Excerpt from a dataset:

-- Begin --

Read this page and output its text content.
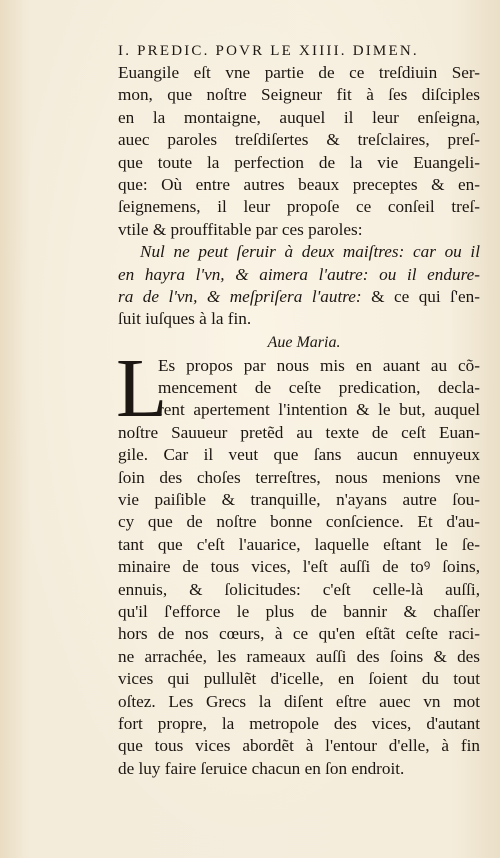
I. PREDIC. POVR LE XIIII. DIMEN.
Euangile eſt vne partie de ce treſdiuin Ser-
mon, que noſtre Seigneur fit à ſes diſciples
en la montaigne, auquel il leur enſeigna,
auec paroles treſdiſertes & treſclaires, preſ-
que toute la perfection de la vie Euangeli-
que: Où entre autres beaux preceptes & en-
ſeignemens, il leur propoſe ce conſeil treſ-
vtile & prouffitable par ces paroles:
Nul ne peut ſeruir à deux maiſtres: car ou il
en hayra l'vn, & aimera l'autre: ou il endure-
ra de l'vn, & meſpriſera l'autre: & ce qui ſ'en-
ſuit iuſques à la fin.
Aue Maria.
L
Es propos par nous mis en auant au cõ-
mencement de ceſte predication, decla-
rent apertement l'intention & le but, auquel
noſtre Sauueur pretẽd au texte de ceſt Euan-
gile. Car il veut que ſans aucun ennuyeux
ſoin des choſes terreſtres, nous menions vne
vie paiſible & tranquille, n'ayans autre ſou-
cy que de noſtre bonne conſcience. Et d'au-
tant que c'eſt l'auarice, laquelle eſtant le ſe-
minaire de tous vices, l'eſt auſſi de toꝰ ſoins,
ennuis, & ſolicitudes: c'eſt celle-là auſſi,
qu'il ſ'efforce le plus de bannir & chaſſer
hors de nos cœurs, à ce qu'en eſtãt ceſte raci-
ne arrachée, les rameaux auſſi des ſoins & des
vices qui pullulẽt d'icelle, en ſoient du tout
oſtez. Les Grecs la diſent eſtre auec vn mot
fort propre, la metropole des vices, d'autant
que tous vices abordẽt à l'entour d'elle, à fin
de luy faire ſeruice chacun en ſon endroit.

-- End --

▸ **Task description**: Set down the lines of the records above exactly, apart from the pictures.

▸ **Response to the task**:
Read this page and output its text content.
I. PREDIC. POVR LE XIIII. DIMEN.
Euangile eſt vne partie de ce treſdiuin Ser-
mon, que noſtre Seigneur fit à ſes diſciples
en la montaigne, auquel il leur enſeigna,
auec paroles treſdiſertes & treſclaires, preſ-
que toute la perfection de la vie Euangeli-
que: Où entre autres beaux preceptes & en-
ſeignemens, il leur propoſe ce conſeil treſ-
vtile & prouffitable par ces paroles:
Nul ne peut ſeruir à deux maiſtres: car ou il
en hayra l'vn, & aimera l'autre: ou il endure-
ra de l'vn, & meſpriſera l'autre: & ce qui ſ'en-
ſuit iuſques à la fin.
Aue Maria.
L
Es propos par nous mis en auant au cõ-
mencement de ceſte predication, decla-
rent apertement l'intention & le but, auquel
noſtre Sauueur pretẽd au texte de ceſt Euan-
gile. Car il veut que ſans aucun ennuyeux
ſoin des choſes terreſtres, nous menions vne
vie paiſible & tranquille, n'ayans autre ſou-
cy que de noſtre bonne conſcience. Et d'au-
tant que c'eſt l'auarice, laquelle eſtant le ſe-
minaire de tous vices, l'eſt auſſi de toꝰ ſoins,
ennuis, & ſolicitudes: c'eſt celle-là auſſi,
qu'il ſ'efforce le plus de bannir & chaſſer
hors de nos cœurs, à ce qu'en eſtãt ceſte raci-
ne arrachée, les rameaux auſſi des ſoins & des
vices qui pullulẽt d'icelle, en ſoient du tout
oſtez. Les Grecs la diſent eſtre auec vn mot
fort propre, la metropole des vices, d'autant
que tous vices abordẽt à l'entour d'elle, à fin
de luy faire ſeruice chacun en ſon endroit.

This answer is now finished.